─── RECORDS FOR PROCESSING ───
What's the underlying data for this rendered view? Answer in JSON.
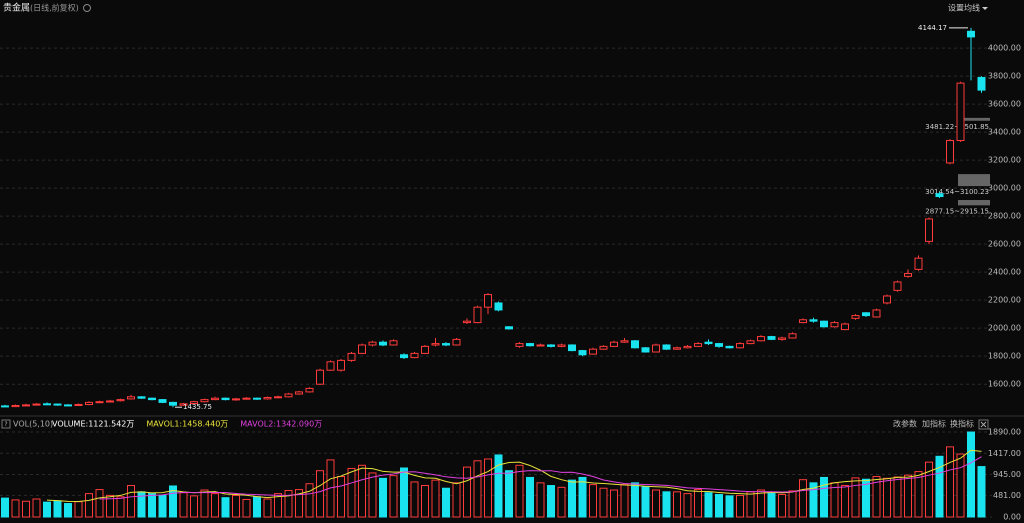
{
  "toolbar": {
    "title": "贵金属",
    "subtitle": "(日线,前复权)",
    "settings": "设置均线"
  },
  "volume_toolbar": {
    "items": [
      "改参数",
      "加指标",
      "换指标"
    ]
  },
  "chart_data": [
    {
      "type": "candlestick",
      "up_color": "#ff3b3b",
      "down_color": "#19e3ee",
      "grid": true,
      "ylim": [
        1380,
        4215
      ],
      "yticks": [
        {
          "value": 1600,
          "label": "1600.00"
        },
        {
          "value": 1800,
          "label": "1800.00"
        },
        {
          "value": 2000,
          "label": "2000.00"
        },
        {
          "value": 2200,
          "label": "2200.00"
        },
        {
          "value": 2400,
          "label": "2400.00"
        },
        {
          "value": 2600,
          "label": "2600.00"
        },
        {
          "value": 2800,
          "label": "2800.00"
        },
        {
          "value": 3000,
          "label": "3000.00"
        },
        {
          "value": 3200,
          "label": "3200.00"
        },
        {
          "value": 3400,
          "label": "3400.00"
        },
        {
          "value": 3600,
          "label": "3600.00"
        },
        {
          "value": 3800,
          "label": "3800.00"
        },
        {
          "value": 4000,
          "label": "4000.00"
        }
      ],
      "open": [
        1445,
        1440,
        1448,
        1452,
        1460,
        1458,
        1452,
        1448,
        1455,
        1470,
        1475,
        1482,
        1495,
        1510,
        1500,
        1490,
        1470,
        1450,
        1462,
        1475,
        1490,
        1500,
        1488,
        1495,
        1500,
        1495,
        1505,
        1510,
        1530,
        1545,
        1600,
        1700,
        1700,
        1770,
        1820,
        1880,
        1900,
        1880,
        1810,
        1790,
        1820,
        1880,
        1890,
        1880,
        2040,
        2040,
        2150,
        2180,
        2010,
        1870,
        1890,
        1875,
        1880,
        1870,
        1880,
        1840,
        1815,
        1850,
        1870,
        1900,
        1910,
        1860,
        1830,
        1880,
        1850,
        1860,
        1870,
        1900,
        1890,
        1870,
        1860,
        1890,
        1910,
        1940,
        1920,
        1930,
        2040,
        2060,
        2050,
        2010,
        1990,
        2070,
        2110,
        2080,
        2180,
        2270,
        2370,
        2420,
        2620,
        2960,
        3180,
        3340,
        4120,
        3790
      ],
      "close": [
        1440,
        1448,
        1452,
        1458,
        1458,
        1452,
        1448,
        1455,
        1470,
        1475,
        1480,
        1490,
        1510,
        1500,
        1490,
        1470,
        1450,
        1460,
        1475,
        1490,
        1500,
        1490,
        1495,
        1500,
        1495,
        1505,
        1510,
        1530,
        1545,
        1570,
        1700,
        1760,
        1770,
        1820,
        1880,
        1900,
        1880,
        1910,
        1790,
        1820,
        1870,
        1890,
        1880,
        1920,
        2050,
        2150,
        2240,
        2130,
        1995,
        1890,
        1875,
        1880,
        1870,
        1880,
        1840,
        1810,
        1850,
        1870,
        1900,
        1910,
        1860,
        1830,
        1880,
        1850,
        1860,
        1870,
        1890,
        1890,
        1870,
        1860,
        1890,
        1910,
        1940,
        1920,
        1930,
        1960,
        2060,
        2050,
        2010,
        2040,
        2030,
        2090,
        2090,
        2130,
        2230,
        2330,
        2390,
        2500,
        2780,
        2940,
        3340,
        3750,
        4080,
        3700
      ],
      "high": [
        1452,
        1455,
        1460,
        1465,
        1470,
        1462,
        1458,
        1462,
        1478,
        1482,
        1488,
        1497,
        1525,
        1515,
        1505,
        1494,
        1475,
        1467,
        1482,
        1497,
        1510,
        1505,
        1502,
        1508,
        1505,
        1512,
        1518,
        1538,
        1552,
        1578,
        1710,
        1770,
        1780,
        1830,
        1890,
        1910,
        1912,
        1920,
        1820,
        1830,
        1880,
        1930,
        1900,
        1930,
        2070,
        2160,
        2250,
        2190,
        2015,
        1900,
        1895,
        1890,
        1886,
        1890,
        1885,
        1845,
        1860,
        1878,
        1910,
        1930,
        1915,
        1865,
        1890,
        1885,
        1868,
        1880,
        1900,
        1920,
        1895,
        1875,
        1900,
        1918,
        1950,
        1945,
        1940,
        1970,
        2070,
        2075,
        2055,
        2050,
        2040,
        2100,
        2115,
        2140,
        2240,
        2340,
        2420,
        2520,
        2790,
        2975,
        3350,
        3760,
        4144.17,
        3800
      ],
      "low": [
        1436,
        1437,
        1444,
        1448,
        1450,
        1446,
        1442,
        1444,
        1450,
        1465,
        1470,
        1476,
        1490,
        1495,
        1484,
        1465,
        1435.75,
        1445,
        1458,
        1470,
        1486,
        1484,
        1482,
        1490,
        1488,
        1490,
        1500,
        1505,
        1525,
        1540,
        1595,
        1695,
        1690,
        1760,
        1815,
        1870,
        1872,
        1875,
        1780,
        1785,
        1815,
        1870,
        1872,
        1875,
        2030,
        2035,
        2100,
        2120,
        1990,
        1860,
        1868,
        1870,
        1862,
        1864,
        1835,
        1800,
        1810,
        1845,
        1865,
        1895,
        1855,
        1825,
        1825,
        1845,
        1845,
        1855,
        1865,
        1880,
        1860,
        1855,
        1855,
        1885,
        1905,
        1915,
        1910,
        1925,
        2035,
        2040,
        2005,
        2005,
        1985,
        2060,
        2080,
        2075,
        2170,
        2260,
        2360,
        2410,
        2600,
        2930,
        3170,
        3330,
        3770,
        3680
      ],
      "gaps": [
        {
          "low": 3481.22,
          "high": 3501.85,
          "label": "3481.22~3501.85"
        },
        {
          "low": 3014.54,
          "high": 3100.23,
          "label": "3014.54~3100.23"
        },
        {
          "low": 2877.15,
          "high": 2915.15,
          "label": "2877.15~2915.15"
        }
      ]
    },
    {
      "type": "bar",
      "indicator": "VOL(5,10)",
      "ylim": [
        0,
        1935
      ],
      "yticks": [
        {
          "value": 0,
          "label": "0.00"
        },
        {
          "value": 481,
          "label": "481.00"
        },
        {
          "value": 945,
          "label": "945.00"
        },
        {
          "value": 1417,
          "label": "1417.00"
        },
        {
          "value": 1890,
          "label": "1890.00"
        }
      ],
      "series": [
        {
          "name": "VOLUME:1121.542万",
          "color": "#ffffff",
          "values": [
            420,
            380,
            350,
            400,
            330,
            360,
            300,
            340,
            520,
            610,
            480,
            450,
            700,
            560,
            520,
            480,
            690,
            540,
            470,
            600,
            520,
            430,
            480,
            390,
            450,
            400,
            520,
            590,
            610,
            740,
            1030,
            1270,
            900,
            1080,
            1150,
            980,
            860,
            920,
            1090,
            780,
            700,
            820,
            640,
            760,
            1110,
            1250,
            1290,
            1380,
            1030,
            1150,
            880,
            760,
            700,
            660,
            820,
            880,
            720,
            640,
            600,
            720,
            760,
            680,
            600,
            560,
            560,
            520,
            610,
            540,
            500,
            470,
            480,
            560,
            600,
            540,
            500,
            580,
            830,
            760,
            880,
            760,
            700,
            870,
            840,
            900,
            860,
            890,
            930,
            1010,
            1220,
            1350,
            1560,
            1400,
            1890,
            1121.542
          ]
        },
        {
          "name": "MAVOL1:1458.440万",
          "color": "#e8e23a",
          "values": [
            null,
            null,
            null,
            null,
            376,
            364,
            348,
            346,
            370,
            426,
            450,
            480,
            548,
            560,
            536,
            542,
            590,
            558,
            540,
            556,
            564,
            512,
            500,
            484,
            454,
            430,
            452,
            470,
            514,
            572,
            698,
            850,
            910,
            1004,
            1086,
            1076,
            1014,
            998,
            1000,
            926,
            870,
            862,
            790,
            740,
            806,
            916,
            1010,
            1156,
            1212,
            1220,
            1146,
            1040,
            904,
            830,
            776,
            784,
            756,
            744,
            728,
            712,
            704,
            684,
            672,
            664,
            632,
            584,
            570,
            566,
            546,
            528,
            520,
            510,
            530,
            548,
            536,
            556,
            612,
            642,
            710,
            762,
            786,
            804,
            810,
            834,
            852,
            880,
            886,
            926,
            1012,
            1102,
            1214,
            1308,
            1484,
            1458.44
          ]
        },
        {
          "name": "MAVOL2:1342.090万",
          "color": "#e040e0",
          "values": [
            null,
            null,
            null,
            null,
            null,
            null,
            null,
            null,
            null,
            401,
            407,
            414,
            449,
            465,
            481,
            493,
            528,
            548,
            543,
            542,
            546,
            544,
            522,
            505,
            498,
            490,
            480,
            484,
            499,
            513,
            564,
            648,
            689,
            758,
            828,
            887,
            932,
            956,
            1002,
            1006,
            973,
            938,
            894,
            869,
            863,
            893,
            936,
            973,
            976,
            1013,
            1031,
            1025,
            1030,
            993,
            994,
            957,
            900,
            824,
            781,
            744,
            732,
            724,
            714,
            704,
            678,
            648,
            637,
            626,
            610,
            596,
            576,
            564,
            564,
            562,
            556,
            562,
            590,
            610,
            636,
            656,
            668,
            702,
            726,
            772,
            807,
            833,
            856,
            878,
            930,
            977,
            1047,
            1097,
            1205,
            1342.09
          ]
        }
      ]
    }
  ]
}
───
- [BRIEF] Read the data above. Pull out each line in which the string "name" appears.

- [SOLUTION TO THE EXERCISE]
          "name": "VOLUME:1121.542万",
          "name": "MAVOL1:1458.440万",
          "name": "MAVOL2:1342.090万",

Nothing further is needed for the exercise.